● Task
Below is a listing; reproduce each line of it exactly.

● Material for this exercise
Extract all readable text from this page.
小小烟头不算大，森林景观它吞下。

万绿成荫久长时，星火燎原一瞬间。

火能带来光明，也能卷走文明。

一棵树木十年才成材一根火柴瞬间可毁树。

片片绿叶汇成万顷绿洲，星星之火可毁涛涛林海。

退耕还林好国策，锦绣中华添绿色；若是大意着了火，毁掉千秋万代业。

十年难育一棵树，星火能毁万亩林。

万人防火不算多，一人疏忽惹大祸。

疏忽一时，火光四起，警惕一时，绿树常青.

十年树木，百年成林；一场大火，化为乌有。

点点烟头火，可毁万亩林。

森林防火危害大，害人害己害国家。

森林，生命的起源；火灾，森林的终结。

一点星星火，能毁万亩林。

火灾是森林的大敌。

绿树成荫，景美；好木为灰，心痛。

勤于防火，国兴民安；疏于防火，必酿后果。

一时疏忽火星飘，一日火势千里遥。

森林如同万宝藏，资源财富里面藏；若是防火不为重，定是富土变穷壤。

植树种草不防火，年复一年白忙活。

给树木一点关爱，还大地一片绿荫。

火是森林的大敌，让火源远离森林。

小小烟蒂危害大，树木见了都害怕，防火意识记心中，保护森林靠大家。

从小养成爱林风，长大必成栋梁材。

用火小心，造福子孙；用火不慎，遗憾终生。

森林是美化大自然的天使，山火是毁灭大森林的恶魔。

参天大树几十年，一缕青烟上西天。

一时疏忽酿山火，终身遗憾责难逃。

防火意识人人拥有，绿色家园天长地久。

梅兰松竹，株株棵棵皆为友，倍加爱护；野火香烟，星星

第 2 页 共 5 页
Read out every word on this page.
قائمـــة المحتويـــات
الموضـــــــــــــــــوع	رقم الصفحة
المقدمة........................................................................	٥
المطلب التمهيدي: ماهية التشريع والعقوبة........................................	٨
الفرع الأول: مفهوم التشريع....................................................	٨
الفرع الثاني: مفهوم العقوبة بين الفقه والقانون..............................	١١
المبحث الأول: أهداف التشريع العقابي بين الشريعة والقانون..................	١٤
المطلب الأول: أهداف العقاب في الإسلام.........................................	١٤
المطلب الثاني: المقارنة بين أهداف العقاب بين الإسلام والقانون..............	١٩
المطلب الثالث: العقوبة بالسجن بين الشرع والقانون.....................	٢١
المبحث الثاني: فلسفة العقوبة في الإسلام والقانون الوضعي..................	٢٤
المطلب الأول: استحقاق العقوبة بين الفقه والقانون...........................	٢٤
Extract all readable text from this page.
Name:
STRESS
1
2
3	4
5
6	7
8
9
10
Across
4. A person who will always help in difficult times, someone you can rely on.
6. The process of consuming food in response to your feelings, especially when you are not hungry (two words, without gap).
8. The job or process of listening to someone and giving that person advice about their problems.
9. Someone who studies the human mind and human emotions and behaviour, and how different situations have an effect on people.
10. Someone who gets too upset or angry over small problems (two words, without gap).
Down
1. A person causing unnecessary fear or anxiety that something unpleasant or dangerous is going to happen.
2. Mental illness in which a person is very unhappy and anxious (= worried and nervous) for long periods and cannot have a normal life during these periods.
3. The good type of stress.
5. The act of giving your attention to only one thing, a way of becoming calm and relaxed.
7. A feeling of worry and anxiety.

● Task response
Extract all readable text from this page.
小小烟头不算大，森林景观它吞下。

万绿成荫久长时，星火燎原一瞬间。

火能带来光明，也能卷走文明。

一棵树木十年才成材一根火柴瞬间可毁树。

片片绿叶汇成万顷绿洲，星星之火可毁涛涛林海。

退耕还林好国策，锦绣中华添绿色；若是大意着了火，毁掉千秋万代业。

十年难育一棵树，星火能毁万亩林。

万人防火不算多，一人疏忽惹大祸。

疏忽一时，火光四起，警惕一时，绿树常青.

十年树木，百年成林；一场大火，化为乌有。

点点烟头火，可毁万亩林。

森林防火危害大，害人害己害国家。

森林，生命的起源；火灾，森林的终结。

一点星星火，能毁万亩林。

火灾是森林的大敌。

绿树成荫，景美；好木为灰，心痛。

勤于防火，国兴民安；疏于防火，必酿后果。

一时疏忽火星飘，一日火势千里遥。

森林如同万宝藏，资源财富里面藏；若是防火不为重，定是富土变穷壤。

植树种草不防火，年复一年白忙活。

给树木一点关爱，还大地一片绿荫。

火是森林的大敌，让火源远离森林。

小小烟蒂危害大，树木见了都害怕，防火意识记心中，保护森林靠大家。

从小养成爱林风，长大必成栋梁材。

用火小心，造福子孙；用火不慎，遗憾终生。

森林是美化大自然的天使，山火是毁灭大森林的恶魔。

参天大树几十年，一缕青烟上西天。

一时疏忽酿山火，终身遗憾责难逃。

防火意识人人拥有，绿色家园天长地久。

梅兰松竹，株株棵棵皆为友，倍加爱护；野火香烟，星星

第 2 页 共 5 页
Read out every word on this page.
قائمـــة المحتويـــات
الموضـــــــــــــــــوع	رقم الصفحة
المقدمة........................................................................	٥
المطلب التمهيدي: ماهية التشريع والعقوبة........................................	٨
الفرع الأول: مفهوم التشريع....................................................	٨
الفرع الثاني: مفهوم العقوبة بين الفقه والقانون..............................	١١
المبحث الأول: أهداف التشريع العقابي بين الشريعة والقانون..................	١٤
المطلب الأول: أهداف العقاب في الإسلام.........................................	١٤
المطلب الثاني: المقارنة بين أهداف العقاب بين الإسلام والقانون..............	١٩
المطلب الثالث: العقوبة بالسجن بين الشرع والقانون.....................	٢١
المبحث الثاني: فلسفة العقوبة في الإسلام والقانون الوضعي..................	٢٤
المطلب الأول: استحقاق العقوبة بين الفقه والقانون...........................	٢٤
Extract all readable text from this page.
Name:
STRESS
1
2
3	4
5
6	7
8
9
10
Across
4. A person who will always help in difficult times, someone you can rely on.
6. The process of consuming food in response to your feelings, especially when you are not hungry (two words, without gap).
8. The job or process of listening to someone and giving that person advice about their problems.
9. Someone who studies the human mind and human emotions and behaviour, and how different situations have an effect on people.
10. Someone who gets too upset or angry over small problems (two words, without gap).
Down
1. A person causing unnecessary fear or anxiety that something unpleasant or dangerous is going to happen.
2. Mental illness in which a person is very unhappy and anxious (= worried and nervous) for long periods and cannot have a normal life during these periods.
3. The good type of stress.
5. The act of giving your attention to only one thing, a way of becoming calm and relaxed.
7. A feeling of worry and anxiety.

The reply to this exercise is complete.